* _Goal_: Scan the records and identify every line in which the string "JSON" occurs, then return those lines.

(Figure dataset records)
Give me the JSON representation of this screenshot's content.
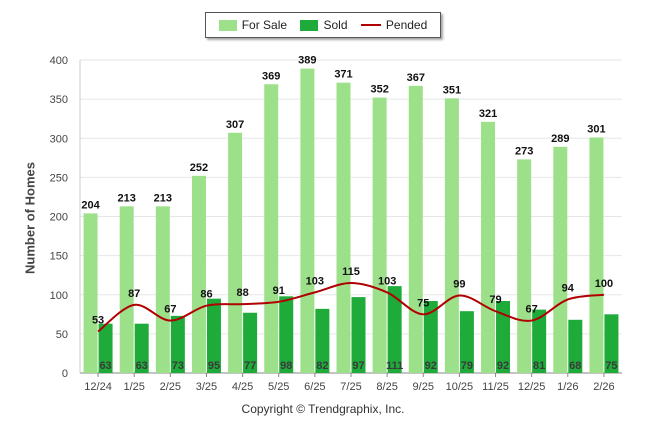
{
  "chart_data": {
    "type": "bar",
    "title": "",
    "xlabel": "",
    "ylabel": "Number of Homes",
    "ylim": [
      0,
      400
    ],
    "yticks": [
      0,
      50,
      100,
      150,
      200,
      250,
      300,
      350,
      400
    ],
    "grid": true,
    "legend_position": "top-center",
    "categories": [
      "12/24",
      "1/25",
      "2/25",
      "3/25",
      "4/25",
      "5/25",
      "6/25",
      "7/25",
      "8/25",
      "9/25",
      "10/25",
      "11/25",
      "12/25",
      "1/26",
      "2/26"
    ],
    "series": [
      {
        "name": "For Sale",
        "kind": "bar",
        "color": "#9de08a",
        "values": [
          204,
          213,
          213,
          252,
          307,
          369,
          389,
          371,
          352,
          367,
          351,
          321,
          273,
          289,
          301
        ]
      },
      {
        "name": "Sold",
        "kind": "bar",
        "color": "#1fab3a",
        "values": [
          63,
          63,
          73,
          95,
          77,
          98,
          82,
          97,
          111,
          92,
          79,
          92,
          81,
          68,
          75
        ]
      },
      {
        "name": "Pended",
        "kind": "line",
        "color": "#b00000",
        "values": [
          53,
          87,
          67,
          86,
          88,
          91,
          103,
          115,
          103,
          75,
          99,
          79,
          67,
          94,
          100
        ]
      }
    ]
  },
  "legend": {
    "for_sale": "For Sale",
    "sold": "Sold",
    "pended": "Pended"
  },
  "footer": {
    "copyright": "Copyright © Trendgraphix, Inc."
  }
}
--
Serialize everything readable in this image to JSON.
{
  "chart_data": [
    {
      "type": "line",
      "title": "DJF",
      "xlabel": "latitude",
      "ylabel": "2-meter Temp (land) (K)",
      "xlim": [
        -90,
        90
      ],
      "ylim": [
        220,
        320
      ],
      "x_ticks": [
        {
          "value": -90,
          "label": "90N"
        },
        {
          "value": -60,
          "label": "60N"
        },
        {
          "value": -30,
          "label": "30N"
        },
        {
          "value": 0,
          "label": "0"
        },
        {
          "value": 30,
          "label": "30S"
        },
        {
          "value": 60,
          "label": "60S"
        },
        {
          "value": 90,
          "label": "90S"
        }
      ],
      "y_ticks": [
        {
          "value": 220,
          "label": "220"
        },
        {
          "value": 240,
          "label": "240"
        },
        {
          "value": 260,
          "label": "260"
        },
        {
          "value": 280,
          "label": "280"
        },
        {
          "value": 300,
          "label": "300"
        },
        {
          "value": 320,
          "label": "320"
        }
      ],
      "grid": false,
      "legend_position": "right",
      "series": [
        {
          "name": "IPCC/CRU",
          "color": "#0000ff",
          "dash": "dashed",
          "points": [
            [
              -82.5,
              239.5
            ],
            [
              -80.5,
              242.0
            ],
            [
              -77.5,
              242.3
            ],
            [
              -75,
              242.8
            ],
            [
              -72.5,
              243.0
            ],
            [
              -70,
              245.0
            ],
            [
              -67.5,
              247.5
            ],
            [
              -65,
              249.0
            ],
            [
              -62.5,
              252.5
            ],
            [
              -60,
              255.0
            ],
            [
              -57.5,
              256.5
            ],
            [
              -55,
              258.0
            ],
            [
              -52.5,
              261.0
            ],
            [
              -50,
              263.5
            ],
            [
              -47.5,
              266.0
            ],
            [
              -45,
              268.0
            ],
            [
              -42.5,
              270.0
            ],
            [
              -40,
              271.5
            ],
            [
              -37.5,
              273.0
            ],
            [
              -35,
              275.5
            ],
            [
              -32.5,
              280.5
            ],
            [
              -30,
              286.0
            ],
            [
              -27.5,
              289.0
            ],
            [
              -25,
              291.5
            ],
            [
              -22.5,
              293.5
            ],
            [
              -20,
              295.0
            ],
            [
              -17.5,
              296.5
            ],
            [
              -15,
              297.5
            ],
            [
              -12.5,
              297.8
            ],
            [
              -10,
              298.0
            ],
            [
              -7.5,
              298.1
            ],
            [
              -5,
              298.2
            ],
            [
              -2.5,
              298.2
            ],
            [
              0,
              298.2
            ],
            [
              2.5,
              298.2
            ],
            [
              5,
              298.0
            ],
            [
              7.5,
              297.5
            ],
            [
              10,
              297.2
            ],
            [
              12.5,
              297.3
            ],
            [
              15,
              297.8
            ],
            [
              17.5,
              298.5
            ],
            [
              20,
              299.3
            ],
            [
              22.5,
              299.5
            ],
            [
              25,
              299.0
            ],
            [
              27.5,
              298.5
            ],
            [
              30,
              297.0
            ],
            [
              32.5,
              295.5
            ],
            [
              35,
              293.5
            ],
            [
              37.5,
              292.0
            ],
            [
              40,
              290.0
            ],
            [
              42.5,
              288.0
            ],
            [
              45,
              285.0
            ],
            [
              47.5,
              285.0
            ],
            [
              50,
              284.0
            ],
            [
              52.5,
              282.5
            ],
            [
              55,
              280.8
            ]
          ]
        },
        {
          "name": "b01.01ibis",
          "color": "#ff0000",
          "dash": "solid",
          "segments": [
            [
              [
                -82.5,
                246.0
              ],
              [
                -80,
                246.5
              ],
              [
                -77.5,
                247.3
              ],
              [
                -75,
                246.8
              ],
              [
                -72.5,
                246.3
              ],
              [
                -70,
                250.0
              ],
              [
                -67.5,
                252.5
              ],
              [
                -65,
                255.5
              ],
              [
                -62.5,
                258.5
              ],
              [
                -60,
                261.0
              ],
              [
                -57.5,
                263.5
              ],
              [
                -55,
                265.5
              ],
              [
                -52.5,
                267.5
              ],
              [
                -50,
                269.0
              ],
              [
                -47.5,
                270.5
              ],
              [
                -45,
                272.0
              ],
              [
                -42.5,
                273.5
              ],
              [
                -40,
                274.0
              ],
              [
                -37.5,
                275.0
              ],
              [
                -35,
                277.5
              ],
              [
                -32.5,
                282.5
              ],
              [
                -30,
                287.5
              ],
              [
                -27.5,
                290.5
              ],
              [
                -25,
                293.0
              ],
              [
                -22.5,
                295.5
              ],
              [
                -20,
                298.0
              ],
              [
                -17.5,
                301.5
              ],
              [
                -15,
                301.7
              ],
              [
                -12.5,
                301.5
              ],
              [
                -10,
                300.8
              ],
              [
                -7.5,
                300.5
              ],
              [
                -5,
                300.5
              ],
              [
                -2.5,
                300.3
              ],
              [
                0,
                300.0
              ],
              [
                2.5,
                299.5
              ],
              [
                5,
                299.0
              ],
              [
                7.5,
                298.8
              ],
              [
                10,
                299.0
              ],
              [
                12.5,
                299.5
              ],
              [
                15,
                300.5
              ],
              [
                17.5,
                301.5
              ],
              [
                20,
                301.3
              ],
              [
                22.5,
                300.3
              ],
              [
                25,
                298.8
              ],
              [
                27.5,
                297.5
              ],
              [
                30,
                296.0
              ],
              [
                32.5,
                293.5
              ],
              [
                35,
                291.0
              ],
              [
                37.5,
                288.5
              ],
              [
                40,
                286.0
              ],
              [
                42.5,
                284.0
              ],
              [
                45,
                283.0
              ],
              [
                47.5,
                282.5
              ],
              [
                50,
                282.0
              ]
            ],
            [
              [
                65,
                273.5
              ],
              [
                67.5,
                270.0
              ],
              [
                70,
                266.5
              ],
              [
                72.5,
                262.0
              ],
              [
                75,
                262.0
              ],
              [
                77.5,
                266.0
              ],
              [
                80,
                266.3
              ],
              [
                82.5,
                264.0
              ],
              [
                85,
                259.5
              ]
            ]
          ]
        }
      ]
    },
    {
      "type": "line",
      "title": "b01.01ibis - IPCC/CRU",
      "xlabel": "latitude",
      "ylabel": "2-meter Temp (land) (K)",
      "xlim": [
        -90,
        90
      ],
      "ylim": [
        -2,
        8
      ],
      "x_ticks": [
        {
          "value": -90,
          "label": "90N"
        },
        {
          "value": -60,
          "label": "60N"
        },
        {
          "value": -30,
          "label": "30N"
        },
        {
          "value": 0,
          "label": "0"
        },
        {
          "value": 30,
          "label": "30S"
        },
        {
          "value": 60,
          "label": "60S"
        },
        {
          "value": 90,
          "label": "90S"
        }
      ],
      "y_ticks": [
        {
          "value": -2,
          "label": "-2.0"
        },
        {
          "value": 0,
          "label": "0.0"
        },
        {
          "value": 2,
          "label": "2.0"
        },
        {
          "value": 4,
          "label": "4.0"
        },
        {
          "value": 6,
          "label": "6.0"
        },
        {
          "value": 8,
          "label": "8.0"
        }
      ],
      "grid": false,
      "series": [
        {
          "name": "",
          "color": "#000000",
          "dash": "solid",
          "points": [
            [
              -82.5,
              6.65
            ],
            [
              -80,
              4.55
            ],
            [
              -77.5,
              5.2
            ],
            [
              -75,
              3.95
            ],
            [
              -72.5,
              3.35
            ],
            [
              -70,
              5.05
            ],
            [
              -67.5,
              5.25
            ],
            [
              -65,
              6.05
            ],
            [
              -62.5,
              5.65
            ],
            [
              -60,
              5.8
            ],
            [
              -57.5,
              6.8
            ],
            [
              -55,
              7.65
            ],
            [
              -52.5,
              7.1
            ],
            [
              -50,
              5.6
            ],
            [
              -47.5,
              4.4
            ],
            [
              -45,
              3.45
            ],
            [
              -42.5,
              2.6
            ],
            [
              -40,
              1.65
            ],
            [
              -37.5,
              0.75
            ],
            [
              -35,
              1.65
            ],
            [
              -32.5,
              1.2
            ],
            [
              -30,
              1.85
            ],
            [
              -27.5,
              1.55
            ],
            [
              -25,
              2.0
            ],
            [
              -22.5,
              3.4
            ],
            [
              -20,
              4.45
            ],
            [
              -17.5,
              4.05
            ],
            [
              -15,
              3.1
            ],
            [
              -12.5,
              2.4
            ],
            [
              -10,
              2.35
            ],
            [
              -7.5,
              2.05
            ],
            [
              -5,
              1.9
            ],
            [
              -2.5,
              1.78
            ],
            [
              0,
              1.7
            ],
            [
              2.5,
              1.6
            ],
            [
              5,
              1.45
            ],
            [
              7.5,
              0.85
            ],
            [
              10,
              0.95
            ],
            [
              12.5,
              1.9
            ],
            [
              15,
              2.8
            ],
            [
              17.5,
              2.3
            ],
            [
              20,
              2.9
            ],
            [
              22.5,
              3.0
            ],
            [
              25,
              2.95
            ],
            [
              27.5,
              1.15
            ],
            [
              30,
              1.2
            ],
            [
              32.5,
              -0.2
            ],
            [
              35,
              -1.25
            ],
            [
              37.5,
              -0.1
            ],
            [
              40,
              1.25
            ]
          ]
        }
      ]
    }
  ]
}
--
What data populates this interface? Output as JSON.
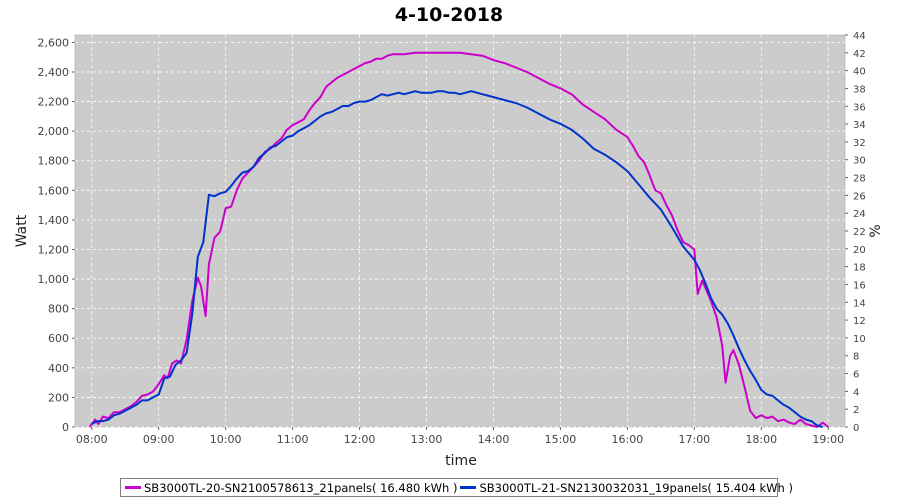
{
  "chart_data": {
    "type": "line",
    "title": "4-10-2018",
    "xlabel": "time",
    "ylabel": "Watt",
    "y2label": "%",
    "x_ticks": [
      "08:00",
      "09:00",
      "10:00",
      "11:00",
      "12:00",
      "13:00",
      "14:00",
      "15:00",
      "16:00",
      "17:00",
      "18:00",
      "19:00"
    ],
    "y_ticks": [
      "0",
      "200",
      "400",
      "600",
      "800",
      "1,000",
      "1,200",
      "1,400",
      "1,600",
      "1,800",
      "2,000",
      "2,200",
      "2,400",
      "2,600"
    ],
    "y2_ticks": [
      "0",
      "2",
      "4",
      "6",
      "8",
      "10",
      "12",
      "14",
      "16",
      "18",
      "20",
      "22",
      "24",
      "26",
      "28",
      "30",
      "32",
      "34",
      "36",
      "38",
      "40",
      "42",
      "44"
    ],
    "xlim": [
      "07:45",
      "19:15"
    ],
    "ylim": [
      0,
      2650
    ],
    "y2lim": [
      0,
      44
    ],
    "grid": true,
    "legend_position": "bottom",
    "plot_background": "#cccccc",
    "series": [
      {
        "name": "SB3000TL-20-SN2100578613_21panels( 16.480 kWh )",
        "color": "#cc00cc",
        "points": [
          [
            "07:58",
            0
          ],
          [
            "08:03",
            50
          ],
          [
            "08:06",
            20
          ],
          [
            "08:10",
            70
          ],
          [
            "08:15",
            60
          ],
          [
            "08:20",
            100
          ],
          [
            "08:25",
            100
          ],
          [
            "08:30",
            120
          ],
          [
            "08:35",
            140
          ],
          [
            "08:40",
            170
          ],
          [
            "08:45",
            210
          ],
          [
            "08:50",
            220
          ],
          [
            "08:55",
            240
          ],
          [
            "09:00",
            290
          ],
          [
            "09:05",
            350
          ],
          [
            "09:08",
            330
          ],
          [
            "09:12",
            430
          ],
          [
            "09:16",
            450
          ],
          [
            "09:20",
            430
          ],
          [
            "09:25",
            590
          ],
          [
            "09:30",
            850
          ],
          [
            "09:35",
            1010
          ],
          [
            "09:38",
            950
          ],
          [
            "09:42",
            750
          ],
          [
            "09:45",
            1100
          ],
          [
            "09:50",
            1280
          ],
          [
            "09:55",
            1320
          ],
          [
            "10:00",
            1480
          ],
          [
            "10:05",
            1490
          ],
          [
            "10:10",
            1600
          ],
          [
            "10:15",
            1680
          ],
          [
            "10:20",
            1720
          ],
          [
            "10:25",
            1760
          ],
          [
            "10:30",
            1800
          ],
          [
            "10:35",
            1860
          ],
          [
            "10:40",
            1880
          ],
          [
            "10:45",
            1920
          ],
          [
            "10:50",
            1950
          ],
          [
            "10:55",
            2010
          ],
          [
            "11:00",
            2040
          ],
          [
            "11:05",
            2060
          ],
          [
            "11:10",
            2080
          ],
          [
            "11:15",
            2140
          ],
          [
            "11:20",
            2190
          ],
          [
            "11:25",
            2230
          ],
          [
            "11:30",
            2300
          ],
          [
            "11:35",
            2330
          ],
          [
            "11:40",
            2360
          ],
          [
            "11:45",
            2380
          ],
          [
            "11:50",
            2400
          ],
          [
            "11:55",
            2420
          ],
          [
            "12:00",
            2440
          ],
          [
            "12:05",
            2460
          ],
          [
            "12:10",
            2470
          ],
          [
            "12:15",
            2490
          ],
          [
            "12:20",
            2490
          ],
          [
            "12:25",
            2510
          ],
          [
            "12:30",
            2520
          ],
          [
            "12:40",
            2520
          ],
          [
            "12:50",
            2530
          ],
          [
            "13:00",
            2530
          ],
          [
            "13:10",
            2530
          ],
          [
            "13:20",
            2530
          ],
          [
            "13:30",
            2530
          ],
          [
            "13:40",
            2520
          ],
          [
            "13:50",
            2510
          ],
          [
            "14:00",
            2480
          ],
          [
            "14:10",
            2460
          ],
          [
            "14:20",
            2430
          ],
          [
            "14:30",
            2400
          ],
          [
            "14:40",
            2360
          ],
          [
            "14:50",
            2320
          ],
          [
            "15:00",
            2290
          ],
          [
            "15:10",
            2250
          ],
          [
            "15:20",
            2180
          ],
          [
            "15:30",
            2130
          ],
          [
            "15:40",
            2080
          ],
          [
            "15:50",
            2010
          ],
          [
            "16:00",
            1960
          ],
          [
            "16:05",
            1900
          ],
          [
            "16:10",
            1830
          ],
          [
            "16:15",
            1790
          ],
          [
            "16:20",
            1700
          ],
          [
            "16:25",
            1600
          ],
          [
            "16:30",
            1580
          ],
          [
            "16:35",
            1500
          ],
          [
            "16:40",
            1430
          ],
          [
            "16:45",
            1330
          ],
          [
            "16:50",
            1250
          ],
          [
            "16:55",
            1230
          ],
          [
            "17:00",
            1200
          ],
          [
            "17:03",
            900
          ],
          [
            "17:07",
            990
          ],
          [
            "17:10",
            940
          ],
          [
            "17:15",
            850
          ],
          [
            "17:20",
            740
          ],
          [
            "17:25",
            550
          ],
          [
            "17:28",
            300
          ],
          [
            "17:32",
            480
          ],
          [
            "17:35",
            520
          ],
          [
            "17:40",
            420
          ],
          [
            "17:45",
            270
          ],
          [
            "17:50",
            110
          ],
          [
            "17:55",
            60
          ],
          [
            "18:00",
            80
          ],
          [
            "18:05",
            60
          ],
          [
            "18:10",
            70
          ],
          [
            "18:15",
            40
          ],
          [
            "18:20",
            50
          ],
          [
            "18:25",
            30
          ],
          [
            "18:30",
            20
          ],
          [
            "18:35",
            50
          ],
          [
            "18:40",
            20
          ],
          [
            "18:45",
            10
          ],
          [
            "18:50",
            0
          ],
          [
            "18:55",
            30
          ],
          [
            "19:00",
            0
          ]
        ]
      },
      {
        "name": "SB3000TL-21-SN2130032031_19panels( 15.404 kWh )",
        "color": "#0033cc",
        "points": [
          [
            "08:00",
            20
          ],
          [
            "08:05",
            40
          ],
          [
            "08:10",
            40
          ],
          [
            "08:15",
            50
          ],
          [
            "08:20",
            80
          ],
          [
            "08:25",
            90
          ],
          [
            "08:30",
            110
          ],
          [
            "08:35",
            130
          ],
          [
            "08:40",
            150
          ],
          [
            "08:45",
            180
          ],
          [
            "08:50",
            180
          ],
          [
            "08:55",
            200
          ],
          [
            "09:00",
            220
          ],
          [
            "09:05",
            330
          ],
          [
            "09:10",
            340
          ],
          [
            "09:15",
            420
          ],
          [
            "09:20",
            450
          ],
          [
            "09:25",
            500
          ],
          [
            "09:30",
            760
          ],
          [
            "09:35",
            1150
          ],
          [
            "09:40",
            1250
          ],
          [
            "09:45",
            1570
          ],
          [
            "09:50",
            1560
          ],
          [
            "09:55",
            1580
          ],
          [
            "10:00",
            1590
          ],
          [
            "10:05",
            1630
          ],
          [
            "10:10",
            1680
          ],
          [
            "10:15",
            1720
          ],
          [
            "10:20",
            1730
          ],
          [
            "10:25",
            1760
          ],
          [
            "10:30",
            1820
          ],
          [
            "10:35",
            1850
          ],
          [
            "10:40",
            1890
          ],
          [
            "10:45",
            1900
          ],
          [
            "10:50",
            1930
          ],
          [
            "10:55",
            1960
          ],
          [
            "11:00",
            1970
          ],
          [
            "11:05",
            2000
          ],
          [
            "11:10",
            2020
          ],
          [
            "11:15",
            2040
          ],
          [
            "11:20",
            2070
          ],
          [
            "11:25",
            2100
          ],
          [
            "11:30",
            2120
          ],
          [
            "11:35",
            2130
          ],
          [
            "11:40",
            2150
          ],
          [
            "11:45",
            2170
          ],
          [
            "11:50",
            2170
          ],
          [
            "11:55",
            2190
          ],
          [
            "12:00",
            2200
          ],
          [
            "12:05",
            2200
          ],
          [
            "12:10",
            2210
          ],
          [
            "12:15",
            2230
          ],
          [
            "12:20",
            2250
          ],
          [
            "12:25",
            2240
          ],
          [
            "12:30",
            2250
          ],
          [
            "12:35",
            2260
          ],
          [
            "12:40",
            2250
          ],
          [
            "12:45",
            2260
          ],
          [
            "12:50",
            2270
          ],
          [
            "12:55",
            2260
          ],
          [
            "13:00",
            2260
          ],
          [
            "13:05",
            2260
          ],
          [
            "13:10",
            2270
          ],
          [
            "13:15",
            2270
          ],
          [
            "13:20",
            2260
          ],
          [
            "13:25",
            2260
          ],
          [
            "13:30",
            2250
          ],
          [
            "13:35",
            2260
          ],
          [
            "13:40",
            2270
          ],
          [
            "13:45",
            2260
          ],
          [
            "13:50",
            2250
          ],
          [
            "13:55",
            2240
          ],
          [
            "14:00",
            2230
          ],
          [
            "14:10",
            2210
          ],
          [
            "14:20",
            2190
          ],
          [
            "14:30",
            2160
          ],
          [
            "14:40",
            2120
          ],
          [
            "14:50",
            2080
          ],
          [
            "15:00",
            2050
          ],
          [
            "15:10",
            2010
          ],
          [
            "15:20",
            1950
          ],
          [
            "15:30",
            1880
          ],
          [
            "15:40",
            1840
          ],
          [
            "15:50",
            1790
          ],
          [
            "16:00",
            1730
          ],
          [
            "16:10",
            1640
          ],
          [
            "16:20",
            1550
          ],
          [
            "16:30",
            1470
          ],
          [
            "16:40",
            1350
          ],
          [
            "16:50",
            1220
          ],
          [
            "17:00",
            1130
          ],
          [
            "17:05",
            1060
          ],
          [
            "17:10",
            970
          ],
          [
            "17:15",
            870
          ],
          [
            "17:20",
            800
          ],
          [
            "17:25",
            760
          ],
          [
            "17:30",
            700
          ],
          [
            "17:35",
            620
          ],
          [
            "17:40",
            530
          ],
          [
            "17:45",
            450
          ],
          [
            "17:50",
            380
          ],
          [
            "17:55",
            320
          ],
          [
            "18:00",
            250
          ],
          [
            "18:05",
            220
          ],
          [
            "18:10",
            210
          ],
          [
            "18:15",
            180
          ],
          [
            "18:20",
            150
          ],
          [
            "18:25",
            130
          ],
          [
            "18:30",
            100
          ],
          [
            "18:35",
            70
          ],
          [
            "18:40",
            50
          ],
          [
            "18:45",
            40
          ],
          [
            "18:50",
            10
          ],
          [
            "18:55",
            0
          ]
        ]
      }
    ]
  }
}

* _Reply_:
Give me the JSON representation of this screenshot's content.
Serialize everything readable in this image to JSON.
What data populates this interface? Output as JSON.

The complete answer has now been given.